> _Aim_
Tally the lines below that contain "具有熟练使用". The number is the whole answer.

> _Extracted information_
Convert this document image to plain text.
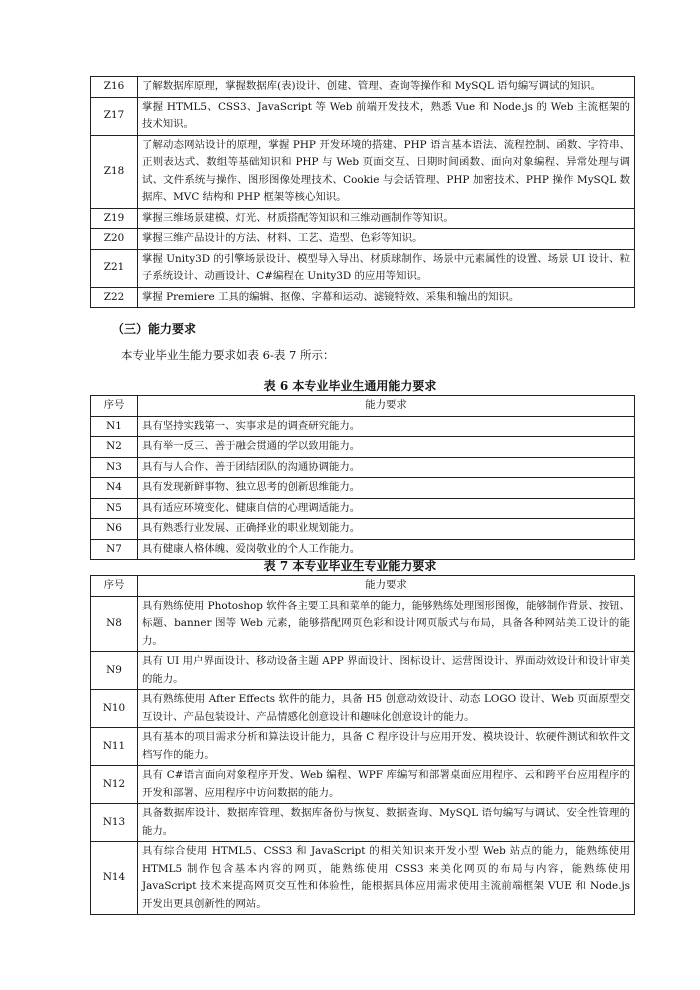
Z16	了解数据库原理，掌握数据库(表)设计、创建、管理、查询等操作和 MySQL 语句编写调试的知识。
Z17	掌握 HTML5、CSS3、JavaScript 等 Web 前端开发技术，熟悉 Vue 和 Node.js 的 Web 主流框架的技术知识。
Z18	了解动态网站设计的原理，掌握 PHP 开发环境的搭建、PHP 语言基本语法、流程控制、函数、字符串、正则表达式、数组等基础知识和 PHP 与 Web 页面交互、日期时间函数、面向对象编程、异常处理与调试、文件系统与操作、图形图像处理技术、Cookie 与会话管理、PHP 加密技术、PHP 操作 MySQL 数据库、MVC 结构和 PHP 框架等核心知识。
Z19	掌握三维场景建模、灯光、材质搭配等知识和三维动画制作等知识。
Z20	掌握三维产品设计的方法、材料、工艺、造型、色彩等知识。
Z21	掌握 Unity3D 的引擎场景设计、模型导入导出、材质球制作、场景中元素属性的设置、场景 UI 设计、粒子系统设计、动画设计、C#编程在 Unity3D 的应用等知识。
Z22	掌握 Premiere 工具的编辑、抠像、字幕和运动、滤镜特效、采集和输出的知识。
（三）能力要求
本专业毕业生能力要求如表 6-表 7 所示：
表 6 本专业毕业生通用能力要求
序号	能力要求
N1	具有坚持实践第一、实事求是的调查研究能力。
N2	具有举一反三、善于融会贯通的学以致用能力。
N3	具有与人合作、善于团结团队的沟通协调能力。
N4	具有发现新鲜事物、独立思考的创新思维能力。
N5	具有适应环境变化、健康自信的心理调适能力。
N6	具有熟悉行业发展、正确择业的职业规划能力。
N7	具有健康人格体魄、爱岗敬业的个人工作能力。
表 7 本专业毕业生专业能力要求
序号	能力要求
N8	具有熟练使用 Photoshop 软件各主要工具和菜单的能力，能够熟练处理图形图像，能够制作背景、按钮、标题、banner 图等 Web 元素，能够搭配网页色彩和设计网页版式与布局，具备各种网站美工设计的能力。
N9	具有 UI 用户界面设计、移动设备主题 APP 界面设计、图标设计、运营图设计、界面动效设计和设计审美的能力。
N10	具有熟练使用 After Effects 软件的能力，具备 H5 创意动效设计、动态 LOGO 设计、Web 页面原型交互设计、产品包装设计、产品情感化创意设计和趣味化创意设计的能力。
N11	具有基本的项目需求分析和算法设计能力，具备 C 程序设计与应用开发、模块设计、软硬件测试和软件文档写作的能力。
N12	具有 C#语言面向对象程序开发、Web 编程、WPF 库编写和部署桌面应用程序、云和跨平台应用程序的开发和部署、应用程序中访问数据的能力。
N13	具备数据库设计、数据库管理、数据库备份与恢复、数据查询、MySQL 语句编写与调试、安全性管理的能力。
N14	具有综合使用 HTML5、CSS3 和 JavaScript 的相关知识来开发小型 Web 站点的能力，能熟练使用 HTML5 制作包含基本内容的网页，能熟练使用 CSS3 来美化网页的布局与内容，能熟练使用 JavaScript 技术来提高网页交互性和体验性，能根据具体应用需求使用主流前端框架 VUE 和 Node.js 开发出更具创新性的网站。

> _Answer to the problem_
2